The task: Read through the data and report every line in which the word "silver" occurs.

Records provided:
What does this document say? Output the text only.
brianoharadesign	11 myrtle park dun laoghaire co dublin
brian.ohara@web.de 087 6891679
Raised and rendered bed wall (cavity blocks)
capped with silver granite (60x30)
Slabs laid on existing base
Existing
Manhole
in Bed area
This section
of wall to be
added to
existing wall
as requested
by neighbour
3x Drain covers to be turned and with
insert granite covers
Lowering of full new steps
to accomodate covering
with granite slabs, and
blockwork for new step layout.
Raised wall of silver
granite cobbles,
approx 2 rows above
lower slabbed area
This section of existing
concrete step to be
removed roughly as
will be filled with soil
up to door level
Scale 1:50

Written solution:
capped with silver granite (60x30)
Raised wall of silver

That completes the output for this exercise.